Direction: Set down the full listing exactly, character for character.
- - - -
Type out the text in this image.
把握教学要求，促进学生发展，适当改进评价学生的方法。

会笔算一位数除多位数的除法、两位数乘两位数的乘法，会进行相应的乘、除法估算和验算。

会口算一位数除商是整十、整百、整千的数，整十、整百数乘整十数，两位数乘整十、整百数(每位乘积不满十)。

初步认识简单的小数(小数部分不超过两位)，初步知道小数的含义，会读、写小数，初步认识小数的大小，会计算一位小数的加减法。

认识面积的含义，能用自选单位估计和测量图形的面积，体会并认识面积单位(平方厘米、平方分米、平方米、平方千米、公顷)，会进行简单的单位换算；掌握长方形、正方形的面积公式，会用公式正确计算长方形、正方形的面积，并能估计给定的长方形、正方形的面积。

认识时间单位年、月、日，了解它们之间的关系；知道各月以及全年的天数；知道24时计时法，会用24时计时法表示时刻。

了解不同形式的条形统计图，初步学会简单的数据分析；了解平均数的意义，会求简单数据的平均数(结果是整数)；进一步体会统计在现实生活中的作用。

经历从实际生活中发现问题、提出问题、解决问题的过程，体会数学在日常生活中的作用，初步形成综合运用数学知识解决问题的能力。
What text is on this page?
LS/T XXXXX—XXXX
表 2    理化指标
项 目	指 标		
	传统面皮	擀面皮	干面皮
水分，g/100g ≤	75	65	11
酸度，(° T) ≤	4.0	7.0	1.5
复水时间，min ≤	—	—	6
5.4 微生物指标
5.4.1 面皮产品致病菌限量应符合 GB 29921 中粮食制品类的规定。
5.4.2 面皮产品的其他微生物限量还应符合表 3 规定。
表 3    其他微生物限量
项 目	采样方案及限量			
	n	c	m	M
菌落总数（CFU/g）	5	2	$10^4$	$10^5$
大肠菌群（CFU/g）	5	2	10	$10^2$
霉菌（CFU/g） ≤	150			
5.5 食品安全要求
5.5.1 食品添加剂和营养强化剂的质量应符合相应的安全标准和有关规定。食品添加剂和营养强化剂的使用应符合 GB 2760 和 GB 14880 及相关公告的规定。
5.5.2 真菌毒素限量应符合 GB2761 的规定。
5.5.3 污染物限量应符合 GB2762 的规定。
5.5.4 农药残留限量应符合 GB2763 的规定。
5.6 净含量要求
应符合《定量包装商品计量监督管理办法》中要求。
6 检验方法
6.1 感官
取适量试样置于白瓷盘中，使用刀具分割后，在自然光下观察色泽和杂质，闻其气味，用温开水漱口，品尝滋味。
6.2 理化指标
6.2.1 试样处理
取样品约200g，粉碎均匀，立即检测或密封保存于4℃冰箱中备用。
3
- - - -
Reply:
Type out the text in this image.
把握教学要求，促进学生发展，适当改进评价学生的方法。

会笔算一位数除多位数的除法、两位数乘两位数的乘法，会进行相应的乘、除法估算和验算。

会口算一位数除商是整十、整百、整千的数，整十、整百数乘整十数，两位数乘整十、整百数(每位乘积不满十)。

初步认识简单的小数(小数部分不超过两位)，初步知道小数的含义，会读、写小数，初步认识小数的大小，会计算一位小数的加减法。

认识面积的含义，能用自选单位估计和测量图形的面积，体会并认识面积单位(平方厘米、平方分米、平方米、平方千米、公顷)，会进行简单的单位换算；掌握长方形、正方形的面积公式，会用公式正确计算长方形、正方形的面积，并能估计给定的长方形、正方形的面积。

认识时间单位年、月、日，了解它们之间的关系；知道各月以及全年的天数；知道24时计时法，会用24时计时法表示时刻。

了解不同形式的条形统计图，初步学会简单的数据分析；了解平均数的意义，会求简单数据的平均数(结果是整数)；进一步体会统计在现实生活中的作用。

经历从实际生活中发现问题、提出问题、解决问题的过程，体会数学在日常生活中的作用，初步形成综合运用数学知识解决问题的能力。
What text is on this page?
LS/T XXXXX—XXXX
表 2    理化指标
项 目	指 标		
	传统面皮	擀面皮	干面皮
水分，g/100g ≤	75	65	11
酸度，(° T) ≤	4.0	7.0	1.5
复水时间，min ≤	—	—	6
5.4 微生物指标
5.4.1 面皮产品致病菌限量应符合 GB 29921 中粮食制品类的规定。
5.4.2 面皮产品的其他微生物限量还应符合表 3 规定。
表 3    其他微生物限量
项 目	采样方案及限量			
	n	c	m	M
菌落总数（CFU/g）	5	2	$10^4$	$10^5$
大肠菌群（CFU/g）	5	2	10	$10^2$
霉菌（CFU/g） ≤	150			
5.5 食品安全要求
5.5.1 食品添加剂和营养强化剂的质量应符合相应的安全标准和有关规定。食品添加剂和营养强化剂的使用应符合 GB 2760 和 GB 14880 及相关公告的规定。
5.5.2 真菌毒素限量应符合 GB2761 的规定。
5.5.3 污染物限量应符合 GB2762 的规定。
5.5.4 农药残留限量应符合 GB2763 的规定。
5.6 净含量要求
应符合《定量包装商品计量监督管理办法》中要求。
6 检验方法
6.1 感官
取适量试样置于白瓷盘中，使用刀具分割后，在自然光下观察色泽和杂质，闻其气味，用温开水漱口，品尝滋味。
6.2 理化指标
6.2.1 试样处理
取样品约200g，粉碎均匀，立即检测或密封保存于4℃冰箱中备用。
3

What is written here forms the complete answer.